*Brief*
Format every line of the records below as a JSON list of strings, with one string per line and no entries for blank lines.

Dataset items:
——

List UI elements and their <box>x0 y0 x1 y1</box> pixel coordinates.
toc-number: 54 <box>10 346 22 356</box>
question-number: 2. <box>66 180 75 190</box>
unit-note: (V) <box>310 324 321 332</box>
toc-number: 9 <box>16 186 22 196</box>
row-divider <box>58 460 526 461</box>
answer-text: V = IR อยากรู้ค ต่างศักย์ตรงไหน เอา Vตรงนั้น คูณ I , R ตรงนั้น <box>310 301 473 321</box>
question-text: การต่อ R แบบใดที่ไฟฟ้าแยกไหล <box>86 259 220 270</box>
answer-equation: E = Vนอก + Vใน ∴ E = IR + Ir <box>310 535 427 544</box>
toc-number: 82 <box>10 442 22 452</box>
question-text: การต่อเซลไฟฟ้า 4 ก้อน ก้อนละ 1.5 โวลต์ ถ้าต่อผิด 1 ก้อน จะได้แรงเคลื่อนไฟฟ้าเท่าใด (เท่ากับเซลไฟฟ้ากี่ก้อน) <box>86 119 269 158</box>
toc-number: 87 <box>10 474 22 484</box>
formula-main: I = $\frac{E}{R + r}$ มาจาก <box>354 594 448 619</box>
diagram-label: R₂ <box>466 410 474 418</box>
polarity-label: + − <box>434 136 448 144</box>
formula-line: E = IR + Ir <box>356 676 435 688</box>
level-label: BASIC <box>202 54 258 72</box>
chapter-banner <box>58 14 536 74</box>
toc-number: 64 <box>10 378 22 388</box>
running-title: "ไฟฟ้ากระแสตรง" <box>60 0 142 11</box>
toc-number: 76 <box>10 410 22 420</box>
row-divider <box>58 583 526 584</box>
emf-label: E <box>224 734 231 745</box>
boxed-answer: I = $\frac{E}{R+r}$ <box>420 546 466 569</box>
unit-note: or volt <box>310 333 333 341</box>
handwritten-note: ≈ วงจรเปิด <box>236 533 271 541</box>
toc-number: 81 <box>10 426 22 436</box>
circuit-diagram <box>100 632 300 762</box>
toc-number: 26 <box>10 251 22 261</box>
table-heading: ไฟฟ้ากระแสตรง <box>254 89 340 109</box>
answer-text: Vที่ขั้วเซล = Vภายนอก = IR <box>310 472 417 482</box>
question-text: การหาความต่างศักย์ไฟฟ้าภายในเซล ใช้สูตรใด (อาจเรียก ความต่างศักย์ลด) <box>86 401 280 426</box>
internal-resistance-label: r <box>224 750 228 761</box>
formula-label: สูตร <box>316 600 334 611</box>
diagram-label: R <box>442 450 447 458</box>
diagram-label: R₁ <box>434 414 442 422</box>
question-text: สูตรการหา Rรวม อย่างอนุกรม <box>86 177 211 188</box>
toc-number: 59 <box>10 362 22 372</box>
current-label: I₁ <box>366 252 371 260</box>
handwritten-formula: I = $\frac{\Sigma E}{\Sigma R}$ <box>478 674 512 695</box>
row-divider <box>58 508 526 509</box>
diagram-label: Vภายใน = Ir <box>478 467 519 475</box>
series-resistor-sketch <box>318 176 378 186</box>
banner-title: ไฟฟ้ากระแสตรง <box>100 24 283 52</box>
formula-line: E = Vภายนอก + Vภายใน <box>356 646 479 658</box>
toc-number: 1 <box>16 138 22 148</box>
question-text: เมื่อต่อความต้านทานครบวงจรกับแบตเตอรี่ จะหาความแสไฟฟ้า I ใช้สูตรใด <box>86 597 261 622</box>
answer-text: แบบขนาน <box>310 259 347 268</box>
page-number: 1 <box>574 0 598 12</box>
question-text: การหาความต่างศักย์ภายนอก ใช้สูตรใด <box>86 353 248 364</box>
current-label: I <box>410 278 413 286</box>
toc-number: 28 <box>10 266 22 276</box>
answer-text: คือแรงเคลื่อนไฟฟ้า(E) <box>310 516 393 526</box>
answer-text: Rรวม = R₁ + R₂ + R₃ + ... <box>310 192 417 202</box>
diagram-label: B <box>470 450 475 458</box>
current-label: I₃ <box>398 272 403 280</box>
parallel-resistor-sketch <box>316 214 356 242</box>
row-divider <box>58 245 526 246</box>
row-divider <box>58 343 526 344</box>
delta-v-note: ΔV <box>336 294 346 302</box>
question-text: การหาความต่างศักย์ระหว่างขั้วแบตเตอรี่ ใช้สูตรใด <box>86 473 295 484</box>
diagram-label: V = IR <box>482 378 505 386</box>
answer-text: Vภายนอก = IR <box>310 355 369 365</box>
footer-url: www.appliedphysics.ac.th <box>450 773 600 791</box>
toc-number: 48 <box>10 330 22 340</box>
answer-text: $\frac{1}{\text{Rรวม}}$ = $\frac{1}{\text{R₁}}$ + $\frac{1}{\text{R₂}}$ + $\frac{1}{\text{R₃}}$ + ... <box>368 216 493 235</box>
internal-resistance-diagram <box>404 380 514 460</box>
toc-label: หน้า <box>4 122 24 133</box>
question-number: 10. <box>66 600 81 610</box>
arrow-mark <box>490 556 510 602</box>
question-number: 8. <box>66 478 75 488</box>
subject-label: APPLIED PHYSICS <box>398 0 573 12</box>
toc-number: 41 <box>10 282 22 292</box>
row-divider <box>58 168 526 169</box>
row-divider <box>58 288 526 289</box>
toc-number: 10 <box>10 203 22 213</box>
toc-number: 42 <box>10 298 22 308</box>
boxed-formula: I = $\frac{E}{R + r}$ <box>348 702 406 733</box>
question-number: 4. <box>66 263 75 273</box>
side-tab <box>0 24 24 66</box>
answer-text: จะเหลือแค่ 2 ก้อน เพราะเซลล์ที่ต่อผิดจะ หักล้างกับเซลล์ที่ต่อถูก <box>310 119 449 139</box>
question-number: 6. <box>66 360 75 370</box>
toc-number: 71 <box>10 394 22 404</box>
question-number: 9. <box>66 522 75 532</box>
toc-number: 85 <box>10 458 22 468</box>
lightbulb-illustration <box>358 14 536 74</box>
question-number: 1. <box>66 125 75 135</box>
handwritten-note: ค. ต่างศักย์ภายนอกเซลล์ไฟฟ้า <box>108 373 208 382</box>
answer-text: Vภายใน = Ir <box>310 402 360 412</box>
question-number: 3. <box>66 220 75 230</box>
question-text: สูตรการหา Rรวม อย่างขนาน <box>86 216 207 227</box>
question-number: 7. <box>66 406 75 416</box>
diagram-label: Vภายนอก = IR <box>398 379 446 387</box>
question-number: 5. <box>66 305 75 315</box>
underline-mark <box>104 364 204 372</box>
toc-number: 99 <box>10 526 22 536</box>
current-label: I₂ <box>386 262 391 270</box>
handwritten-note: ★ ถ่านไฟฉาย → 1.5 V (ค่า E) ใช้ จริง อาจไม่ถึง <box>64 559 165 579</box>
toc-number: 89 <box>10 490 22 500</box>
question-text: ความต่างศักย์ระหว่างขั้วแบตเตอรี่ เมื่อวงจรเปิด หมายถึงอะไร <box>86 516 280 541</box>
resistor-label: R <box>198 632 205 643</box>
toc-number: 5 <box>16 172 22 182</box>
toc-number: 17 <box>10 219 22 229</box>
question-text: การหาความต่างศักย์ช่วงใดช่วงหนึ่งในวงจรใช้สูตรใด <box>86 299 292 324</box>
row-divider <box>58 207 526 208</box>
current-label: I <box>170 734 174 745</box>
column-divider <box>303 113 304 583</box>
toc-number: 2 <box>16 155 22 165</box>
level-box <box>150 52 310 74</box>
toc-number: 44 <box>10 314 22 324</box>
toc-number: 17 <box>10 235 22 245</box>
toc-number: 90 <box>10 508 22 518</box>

——

*Result*
[
  "List UI elements and their <box>x0 y0 x1 y1</box> pixel coordinates.",
  "toc-number: 54 <box>10 346 22 356</box>",
  "question-number: 2. <box>66 180 75 190</box>",
  "unit-note: (V) <box>310 324 321 332</box>",
  "toc-number: 9 <box>16 186 22 196</box>",
  "row-divider <box>58 460 526 461</box>",
  "answer-text: V = IR อยากรู้ค ต่างศักย์ตรงไหน เอา Vตรงนั้น คูณ I , R ตรงนั้น <box>310 301 473 321</box>",
  "question-text: การต่อ R แบบใดที่ไฟฟ้าแยกไหล <box>86 259 220 270</box>",
  "answer-equation: E = Vนอก + Vใน ∴ E = IR + Ir <box>310 535 427 544</box>",
  "toc-number: 82 <box>10 442 22 452</box>",
  "question-text: การต่อเซลไฟฟ้า 4 ก้อน ก้อนละ 1.5 โวลต์ ถ้าต่อผิด 1 ก้อน จะได้แรงเคลื่อนไฟฟ้าเท่าใด (เท่ากับเซลไฟฟ้ากี่ก้อน) <box>86 119 269 158</box>",
  "toc-number: 87 <box>10 474 22 484</box>",
  "formula-main: I = $\\frac{E}{R + r}$ มาจาก <box>354 594 448 619</box>",
  "diagram-label: R₂ <box>466 410 474 418</box>",
  "polarity-label: + − <box>434 136 448 144</box>",
  "formula-line: E = IR + Ir <box>356 676 435 688</box>",
  "level-label: BASIC <box>202 54 258 72</box>",
  "chapter-banner <box>58 14 536 74</box>",
  "toc-number: 64 <box>10 378 22 388</box>",
  "running-title: \"ไฟฟ้ากระแสตรง\" <box>60 0 142 11</box>",
  "toc-number: 76 <box>10 410 22 420</box>",
  "row-divider <box>58 583 526 584</box>",
  "emf-label: E <box>224 734 231 745</box>",
  "boxed-answer: I = $\\frac{E}{R+r}$ <box>420 546 466 569</box>",
  "unit-note: or volt <box>310 333 333 341</box>",
  "handwritten-note: ≈ วงจรเปิด <box>236 533 271 541</box>",
  "toc-number: 81 <box>10 426 22 436</box>",
  "circuit-diagram <box>100 632 300 762</box>",
  "toc-number: 26 <box>10 251 22 261</box>",
  "table-heading: ไฟฟ้ากระแสตรง <box>254 89 340 109</box>",
  "answer-text: Vที่ขั้วเซล = Vภายนอก = IR <box>310 472 417 482</box>",
  "question-text: การหาความต่างศักย์ไฟฟ้าภายในเซล ใช้สูตรใด (อาจเรียก ความต่างศักย์ลด) <box>86 401 280 426</box>",
  "internal-resistance-label: r <box>224 750 228 761</box>",
  "formula-label: สูตร <box>316 600 334 611</box>",
  "diagram-label: R <box>442 450 447 458</box>",
  "diagram-label: R₁ <box>434 414 442 422</box>",
  "question-text: สูตรการหา Rรวม อย่างอนุกรม <box>86 177 211 188</box>",
  "toc-number: 59 <box>10 362 22 372</box>",
  "current-label: I₁ <box>366 252 371 260</box>",
  "handwritten-formula: I = $\\frac{\\Sigma E}{\\Sigma R}$ <box>478 674 512 695</box>",
  "row-divider <box>58 508 526 509</box>",
  "diagram-label: Vภายใน = Ir <box>478 467 519 475</box>",
  "series-resistor-sketch <box>318 176 378 186</box>",
  "banner-title: ไฟฟ้ากระแสตรง <box>100 24 283 52</box>",
  "formula-line: E = Vภายนอก + Vภายใน <box>356 646 479 658</box>",
  "toc-number: 1 <box>16 138 22 148</box>",
  "question-text: เมื่อต่อความต้านทานครบวงจรกับแบตเตอรี่ จะหาความแสไฟฟ้า I ใช้สูตรใด <box>86 597 261 622</box>",
  "answer-text: แบบขนาน <box>310 259 347 268</box>",
  "page-number: 1 <box>574 0 598 12</box>",
  "question-text: การหาความต่างศักย์ภายนอก ใช้สูตรใด <box>86 353 248 364</box>",
  "current-label: I <box>410 278 413 286</box>",
  "toc-number: 28 <box>10 266 22 276</box>",
  "answer-text: คือแรงเคลื่อนไฟฟ้า(E) <box>310 516 393 526</box>",
  "answer-text: Rรวม = R₁ + R₂ + R₃ + ... <box>310 192 417 202</box>",
  "diagram-label: B <box>470 450 475 458</box>",
  "current-label: I₃ <box>398 272 403 280</box>",
  "parallel-resistor-sketch <box>316 214 356 242</box>",
  "row-divider <box>58 245 526 246</box>",
  "row-divider <box>58 343 526 344</box>",
  "delta-v-note: ΔV <box>336 294 346 302</box>",
  "question-text: การหาความต่างศักย์ระหว่างขั้วแบตเตอรี่ ใช้สูตรใด <box>86 473 295 484</box>",
  "diagram-label: V = IR <box>482 378 505 386</box>",
  "answer-text: Vภายนอก = IR <box>310 355 369 365</box>",
  "footer-url: www.appliedphysics.ac.th <box>450 773 600 791</box>",
  "toc-number: 48 <box>10 330 22 340</box>",
  "answer-text: $\\frac{1}{\\text{Rรวม}}$ = $\\frac{1}{\\text{R₁}}$ + $\\frac{1}{\\text{R₂}}$ + $\\frac{1}{\\text{R₃}}$ + ... <box>368 216 493 235</box>",
  "internal-resistance-diagram <box>404 380 514 460</box>",
  "toc-label: หน้า <box>4 122 24 133</box>",
  "question-number: 10. <box>66 600 81 610</box>",
  "arrow-mark <box>490 556 510 602</box>",
  "question-number: 8. <box>66 478 75 488</box>",
  "subject-label: APPLIED PHYSICS <box>398 0 573 12</box>",
  "toc-number: 41 <box>10 282 22 292</box>",
  "row-divider <box>58 168 526 169</box>",
  "row-divider <box>58 288 526 289</box>",
  "toc-number: 10 <box>10 203 22 213</box>",
  "toc-number: 42 <box>10 298 22 308</box>",
  "boxed-formula: I = $\\frac{E}{R + r}$ <box>348 702 406 733</box>",
  "question-number: 4. <box>66 263 75 273</box>",
  "side-tab <box>0 24 24 66</box>",
  "answer-text: จะเหลือแค่ 2 ก้อน เพราะเซลล์ที่ต่อผิดจะ หักล้างกับเซลล์ที่ต่อถูก <box>310 119 449 139</box>",
  "question-number: 6. <box>66 360 75 370</box>",
  "toc-number: 71 <box>10 394 22 404</box>",
  "question-number: 9. <box>66 522 75 532</box>",
  "toc-number: 85 <box>10 458 22 468</box>",
  "lightbulb-illustration <box>358 14 536 74</box>",
  "question-number: 1. <box>66 125 75 135</box>",
  "handwritten-note: ค. ต่างศักย์ภายนอกเซลล์ไฟฟ้า <box>108 373 208 382</box>",
  "answer-text: Vภายใน = Ir <box>310 402 360 412</box>",
  "question-number: 3. <box>66 220 75 230</box>",
  "question-text: สูตรการหา Rรวม อย่างขนาน <box>86 216 207 227</box>",
  "question-number: 7. <box>66 406 75 416</box>",
  "diagram-label: Vภายนอก = IR <box>398 379 446 387</box>",
  "question-number: 5. <box>66 305 75 315</box>",
  "underline-mark <box>104 364 204 372</box>",
  "toc-number: 99 <box>10 526 22 536</box>",
  "current-label: I₂ <box>386 262 391 270</box>",
  "handwritten-note: ★ ถ่านไฟฉาย → 1.5 V (ค่า E) ใช้ จริง อาจไม่ถึง <box>64 559 165 579</box>",
  "toc-number: 89 <box>10 490 22 500</box>",
  "question-text: ความต่างศักย์ระหว่างขั้วแบตเตอรี่ เมื่อวงจรเปิด หมายถึงอะไร <box>86 516 280 541</box>",
  "resistor-label: R <box>198 632 205 643</box>",
  "toc-number: 5 <box>16 172 22 182</box>",
  "toc-number: 17 <box>10 219 22 229</box>",
  "question-text: การหาความต่างศักย์ช่วงใดช่วงหนึ่งในวงจรใช้สูตรใด <box>86 299 292 324</box>",
  "row-divider <box>58 207 526 208</box>",
  "current-label: I <box>170 734 174 745</box>",
  "column-divider <box>303 113 304 583</box>",
  "toc-number: 2 <box>16 155 22 165</box>",
  "level-box <box>150 52 310 74</box>",
  "toc-number: 44 <box>10 314 22 324</box>",
  "toc-number: 17 <box>10 235 22 245</box>",
  "toc-number: 90 <box>10 508 22 518</box>"
]